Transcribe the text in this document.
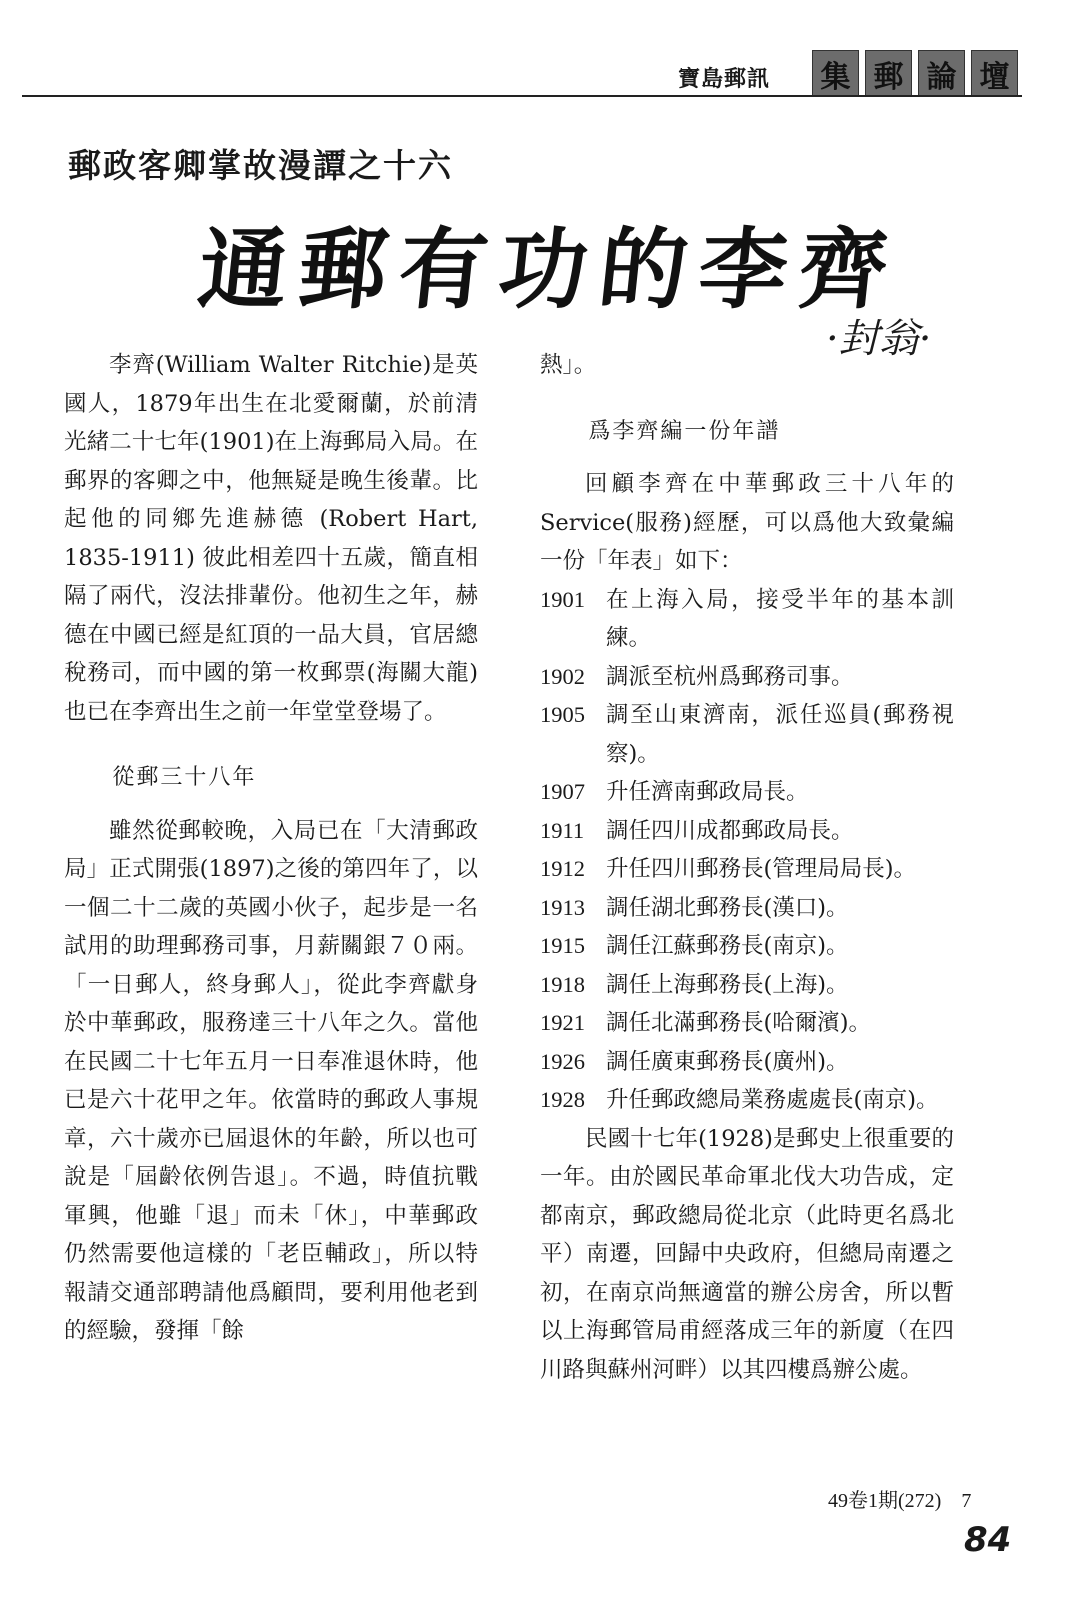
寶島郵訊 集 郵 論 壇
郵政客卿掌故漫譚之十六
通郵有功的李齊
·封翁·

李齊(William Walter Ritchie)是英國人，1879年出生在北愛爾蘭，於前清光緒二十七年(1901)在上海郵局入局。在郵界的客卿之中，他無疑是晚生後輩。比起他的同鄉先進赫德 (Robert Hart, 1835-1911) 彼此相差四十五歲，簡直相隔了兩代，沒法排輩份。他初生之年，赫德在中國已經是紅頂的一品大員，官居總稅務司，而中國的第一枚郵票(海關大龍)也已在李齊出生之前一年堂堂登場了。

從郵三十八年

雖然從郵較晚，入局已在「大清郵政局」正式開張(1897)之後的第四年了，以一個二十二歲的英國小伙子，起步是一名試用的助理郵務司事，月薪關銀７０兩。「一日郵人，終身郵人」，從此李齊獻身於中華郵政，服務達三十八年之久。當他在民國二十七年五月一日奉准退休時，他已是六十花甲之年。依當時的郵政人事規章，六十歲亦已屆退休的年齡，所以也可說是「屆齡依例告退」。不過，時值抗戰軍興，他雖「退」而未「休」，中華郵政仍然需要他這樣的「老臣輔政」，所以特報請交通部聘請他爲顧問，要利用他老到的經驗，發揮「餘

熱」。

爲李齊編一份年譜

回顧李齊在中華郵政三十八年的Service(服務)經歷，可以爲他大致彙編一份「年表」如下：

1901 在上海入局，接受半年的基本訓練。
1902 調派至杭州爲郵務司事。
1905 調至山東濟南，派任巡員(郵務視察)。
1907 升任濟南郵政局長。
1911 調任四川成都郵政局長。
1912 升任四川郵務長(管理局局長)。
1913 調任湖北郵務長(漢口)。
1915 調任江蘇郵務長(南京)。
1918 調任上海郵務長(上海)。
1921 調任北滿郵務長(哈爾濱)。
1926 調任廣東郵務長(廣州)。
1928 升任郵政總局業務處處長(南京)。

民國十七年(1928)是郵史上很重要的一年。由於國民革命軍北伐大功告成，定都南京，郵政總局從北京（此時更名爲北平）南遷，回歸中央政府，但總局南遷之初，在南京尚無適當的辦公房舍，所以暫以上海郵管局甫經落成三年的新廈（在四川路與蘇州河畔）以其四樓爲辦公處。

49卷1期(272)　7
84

* * *

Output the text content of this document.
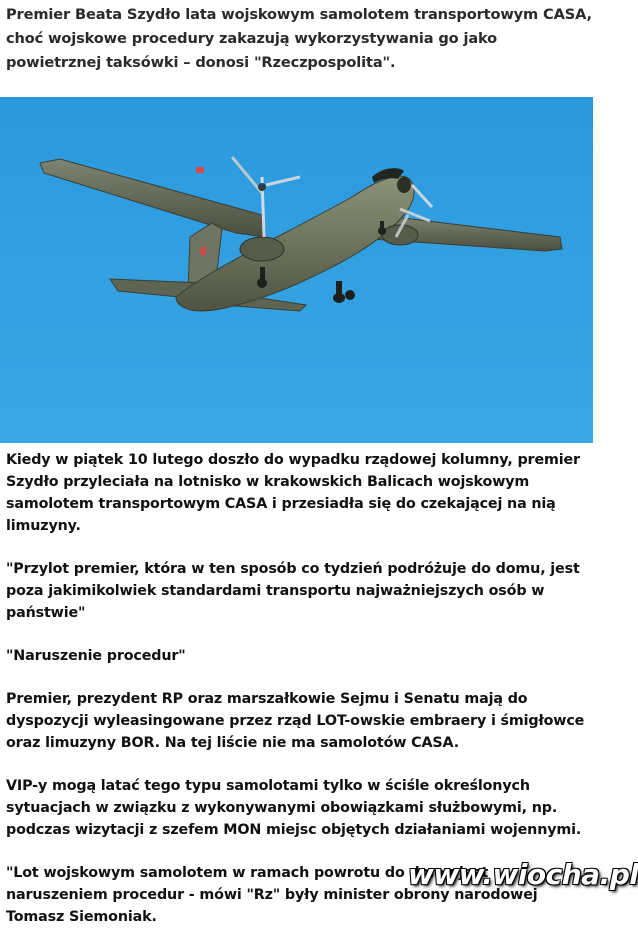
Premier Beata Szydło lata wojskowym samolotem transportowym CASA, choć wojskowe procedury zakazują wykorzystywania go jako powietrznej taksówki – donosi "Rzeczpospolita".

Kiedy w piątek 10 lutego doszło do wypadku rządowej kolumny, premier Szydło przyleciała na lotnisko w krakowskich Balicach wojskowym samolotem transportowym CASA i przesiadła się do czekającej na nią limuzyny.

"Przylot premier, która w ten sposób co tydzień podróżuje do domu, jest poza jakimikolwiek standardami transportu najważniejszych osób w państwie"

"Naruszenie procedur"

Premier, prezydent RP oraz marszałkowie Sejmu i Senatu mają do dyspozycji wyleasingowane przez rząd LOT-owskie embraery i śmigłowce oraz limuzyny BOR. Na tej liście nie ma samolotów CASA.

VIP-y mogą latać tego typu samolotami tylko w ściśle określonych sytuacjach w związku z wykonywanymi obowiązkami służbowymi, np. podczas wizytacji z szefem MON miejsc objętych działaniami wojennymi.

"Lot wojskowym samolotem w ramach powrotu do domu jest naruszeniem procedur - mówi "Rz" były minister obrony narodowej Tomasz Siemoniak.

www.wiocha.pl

* * *

* **Exercise goal**
Using the records above, list each line that includes "samolotem".

* **Written reply**
Premier Beata Szydło lata wojskowym samolotem transportowym CASA, choć wojskowe procedury zakazują wykorzystywania go jako powietrznej taksówki – donosi "Rzeczpospolita".
Kiedy w piątek 10 lutego doszło do wypadku rządowej kolumny, premier Szydło przyleciała na lotnisko w krakowskich Balicach wojskowym samolotem transportowym CASA i przesiadła się do czekającej na nią limuzyny.
"Lot wojskowym samolotem w ramach powrotu do domu jest naruszeniem procedur - mówi "Rz" były minister obrony narodowej Tomasz Siemoniak.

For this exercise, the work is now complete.